Problem details => Write down every entry below once more, exactly.

____ Data section

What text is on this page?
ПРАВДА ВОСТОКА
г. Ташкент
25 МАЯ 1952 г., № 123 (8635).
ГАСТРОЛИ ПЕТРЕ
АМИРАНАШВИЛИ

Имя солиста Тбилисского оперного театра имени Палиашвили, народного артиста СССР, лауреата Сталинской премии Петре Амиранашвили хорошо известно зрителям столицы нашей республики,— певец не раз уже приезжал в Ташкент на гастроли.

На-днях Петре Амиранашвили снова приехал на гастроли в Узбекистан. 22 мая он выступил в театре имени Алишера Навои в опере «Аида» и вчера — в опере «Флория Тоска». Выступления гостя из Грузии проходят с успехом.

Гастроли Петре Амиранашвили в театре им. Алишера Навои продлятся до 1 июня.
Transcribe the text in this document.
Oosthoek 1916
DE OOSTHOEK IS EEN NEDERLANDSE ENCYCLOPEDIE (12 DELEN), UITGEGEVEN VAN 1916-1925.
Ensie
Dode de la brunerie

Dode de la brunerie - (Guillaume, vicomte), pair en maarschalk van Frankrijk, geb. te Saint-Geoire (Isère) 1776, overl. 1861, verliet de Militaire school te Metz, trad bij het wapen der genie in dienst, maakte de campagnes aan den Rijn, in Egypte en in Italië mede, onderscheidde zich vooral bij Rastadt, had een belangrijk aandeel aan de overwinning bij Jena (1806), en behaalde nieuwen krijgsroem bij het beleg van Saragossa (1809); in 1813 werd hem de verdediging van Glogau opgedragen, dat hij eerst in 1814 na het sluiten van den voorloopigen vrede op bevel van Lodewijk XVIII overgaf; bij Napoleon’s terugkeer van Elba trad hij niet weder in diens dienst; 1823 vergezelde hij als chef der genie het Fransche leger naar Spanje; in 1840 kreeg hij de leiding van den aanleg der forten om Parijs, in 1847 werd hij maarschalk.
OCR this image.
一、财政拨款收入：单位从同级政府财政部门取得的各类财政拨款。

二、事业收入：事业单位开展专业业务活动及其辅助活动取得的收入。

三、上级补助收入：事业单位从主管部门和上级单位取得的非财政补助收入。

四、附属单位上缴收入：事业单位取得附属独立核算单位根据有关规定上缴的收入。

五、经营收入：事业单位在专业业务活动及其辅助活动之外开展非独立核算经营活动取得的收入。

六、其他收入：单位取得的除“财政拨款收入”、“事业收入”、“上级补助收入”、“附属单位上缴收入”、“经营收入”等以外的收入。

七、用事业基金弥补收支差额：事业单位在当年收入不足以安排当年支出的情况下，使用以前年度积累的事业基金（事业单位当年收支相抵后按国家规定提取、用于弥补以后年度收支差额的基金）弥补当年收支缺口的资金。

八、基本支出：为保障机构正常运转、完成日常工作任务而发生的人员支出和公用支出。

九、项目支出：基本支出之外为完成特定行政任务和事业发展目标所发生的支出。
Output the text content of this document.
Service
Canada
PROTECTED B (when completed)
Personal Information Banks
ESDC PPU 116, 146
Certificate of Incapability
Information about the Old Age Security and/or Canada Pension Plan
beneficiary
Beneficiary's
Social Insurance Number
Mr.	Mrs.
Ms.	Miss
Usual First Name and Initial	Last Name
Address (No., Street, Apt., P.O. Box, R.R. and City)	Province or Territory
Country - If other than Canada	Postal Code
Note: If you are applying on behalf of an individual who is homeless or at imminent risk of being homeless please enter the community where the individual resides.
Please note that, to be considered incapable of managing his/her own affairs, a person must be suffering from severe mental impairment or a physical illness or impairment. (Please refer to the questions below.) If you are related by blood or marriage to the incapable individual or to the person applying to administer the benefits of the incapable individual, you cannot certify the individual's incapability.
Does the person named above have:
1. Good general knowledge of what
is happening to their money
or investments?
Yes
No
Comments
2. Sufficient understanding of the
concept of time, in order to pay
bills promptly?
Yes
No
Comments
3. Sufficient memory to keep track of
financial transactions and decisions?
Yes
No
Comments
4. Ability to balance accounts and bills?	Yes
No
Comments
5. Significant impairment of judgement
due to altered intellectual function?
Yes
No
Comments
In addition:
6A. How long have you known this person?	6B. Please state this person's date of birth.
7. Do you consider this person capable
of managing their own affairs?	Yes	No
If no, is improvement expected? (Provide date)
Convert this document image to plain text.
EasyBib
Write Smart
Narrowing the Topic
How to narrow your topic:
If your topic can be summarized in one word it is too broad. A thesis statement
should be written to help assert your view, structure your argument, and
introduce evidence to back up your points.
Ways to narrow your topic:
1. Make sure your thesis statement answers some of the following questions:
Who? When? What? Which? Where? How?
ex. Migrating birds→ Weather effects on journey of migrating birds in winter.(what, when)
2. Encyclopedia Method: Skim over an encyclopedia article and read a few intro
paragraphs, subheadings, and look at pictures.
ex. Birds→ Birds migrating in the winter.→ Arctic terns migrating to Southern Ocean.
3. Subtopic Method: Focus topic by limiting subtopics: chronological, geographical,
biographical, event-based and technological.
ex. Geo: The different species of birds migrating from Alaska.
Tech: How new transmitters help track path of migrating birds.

________

Result of the task =>
What text is on this page?
ПРАВДА ВОСТОКА
г. Ташкент
25 МАЯ 1952 г., № 123 (8635).
ГАСТРОЛИ ПЕТРЕ
АМИРАНАШВИЛИ

Имя солиста Тбилисского оперного театра имени Палиашвили, народного артиста СССР, лауреата Сталинской премии Петре Амиранашвили хорошо известно зрителям столицы нашей республики,— певец не раз уже приезжал в Ташкент на гастроли.

На-днях Петре Амиранашвили снова приехал на гастроли в Узбекистан. 22 мая он выступил в театре имени Алишера Навои в опере «Аида» и вчера — в опере «Флория Тоска». Выступления гостя из Грузии проходят с успехом.

Гастроли Петре Амиранашвили в театре им. Алишера Навои продлятся до 1 июня.
Transcribe the text in this document.
Oosthoek 1916
DE OOSTHOEK IS EEN NEDERLANDSE ENCYCLOPEDIE (12 DELEN), UITGEGEVEN VAN 1916-1925.
Ensie
Dode de la brunerie

Dode de la brunerie - (Guillaume, vicomte), pair en maarschalk van Frankrijk, geb. te Saint-Geoire (Isère) 1776, overl. 1861, verliet de Militaire school te Metz, trad bij het wapen der genie in dienst, maakte de campagnes aan den Rijn, in Egypte en in Italië mede, onderscheidde zich vooral bij Rastadt, had een belangrijk aandeel aan de overwinning bij Jena (1806), en behaalde nieuwen krijgsroem bij het beleg van Saragossa (1809); in 1813 werd hem de verdediging van Glogau opgedragen, dat hij eerst in 1814 na het sluiten van den voorloopigen vrede op bevel van Lodewijk XVIII overgaf; bij Napoleon’s terugkeer van Elba trad hij niet weder in diens dienst; 1823 vergezelde hij als chef der genie het Fransche leger naar Spanje; in 1840 kreeg hij de leiding van den aanleg der forten om Parijs, in 1847 werd hij maarschalk.
OCR this image.
一、财政拨款收入：单位从同级政府财政部门取得的各类财政拨款。

二、事业收入：事业单位开展专业业务活动及其辅助活动取得的收入。

三、上级补助收入：事业单位从主管部门和上级单位取得的非财政补助收入。

四、附属单位上缴收入：事业单位取得附属独立核算单位根据有关规定上缴的收入。

五、经营收入：事业单位在专业业务活动及其辅助活动之外开展非独立核算经营活动取得的收入。

六、其他收入：单位取得的除“财政拨款收入”、“事业收入”、“上级补助收入”、“附属单位上缴收入”、“经营收入”等以外的收入。

七、用事业基金弥补收支差额：事业单位在当年收入不足以安排当年支出的情况下，使用以前年度积累的事业基金（事业单位当年收支相抵后按国家规定提取、用于弥补以后年度收支差额的基金）弥补当年收支缺口的资金。

八、基本支出：为保障机构正常运转、完成日常工作任务而发生的人员支出和公用支出。

九、项目支出：基本支出之外为完成特定行政任务和事业发展目标所发生的支出。
Output the text content of this document.
Service
Canada
PROTECTED B (when completed)
Personal Information Banks
ESDC PPU 116, 146
Certificate of Incapability
Information about the Old Age Security and/or Canada Pension Plan
beneficiary
Beneficiary's
Social Insurance Number
Mr.	Mrs.
Ms.	Miss
Usual First Name and Initial	Last Name
Address (No., Street, Apt., P.O. Box, R.R. and City)	Province or Territory
Country - If other than Canada	Postal Code
Note: If you are applying on behalf of an individual who is homeless or at imminent risk of being homeless please enter the community where the individual resides.
Please note that, to be considered incapable of managing his/her own affairs, a person must be suffering from severe mental impairment or a physical illness or impairment. (Please refer to the questions below.) If you are related by blood or marriage to the incapable individual or to the person applying to administer the benefits of the incapable individual, you cannot certify the individual's incapability.
Does the person named above have:
1. Good general knowledge of what
is happening to their money
or investments?
Yes
No
Comments
2. Sufficient understanding of the
concept of time, in order to pay
bills promptly?
Yes
No
Comments
3. Sufficient memory to keep track of
financial transactions and decisions?
Yes
No
Comments
4. Ability to balance accounts and bills?	Yes
No
Comments
5. Significant impairment of judgement
due to altered intellectual function?
Yes
No
Comments
In addition:
6A. How long have you known this person?	6B. Please state this person's date of birth.
7. Do you consider this person capable
of managing their own affairs?	Yes	No
If no, is improvement expected? (Provide date)
Convert this document image to plain text.
EasyBib
Write Smart
Narrowing the Topic
How to narrow your topic:
If your topic can be summarized in one word it is too broad. A thesis statement
should be written to help assert your view, structure your argument, and
introduce evidence to back up your points.
Ways to narrow your topic:
1. Make sure your thesis statement answers some of the following questions:
Who? When? What? Which? Where? How?
ex. Migrating birds→ Weather effects on journey of migrating birds in winter.(what, when)
2. Encyclopedia Method: Skim over an encyclopedia article and read a few intro
paragraphs, subheadings, and look at pictures.
ex. Birds→ Birds migrating in the winter.→ Arctic terns migrating to Southern Ocean.
3. Subtopic Method: Focus topic by limiting subtopics: chronological, geographical,
biographical, event-based and technological.
ex. Geo: The different species of birds migrating from Alaska.
Tech: How new transmitters help track path of migrating birds.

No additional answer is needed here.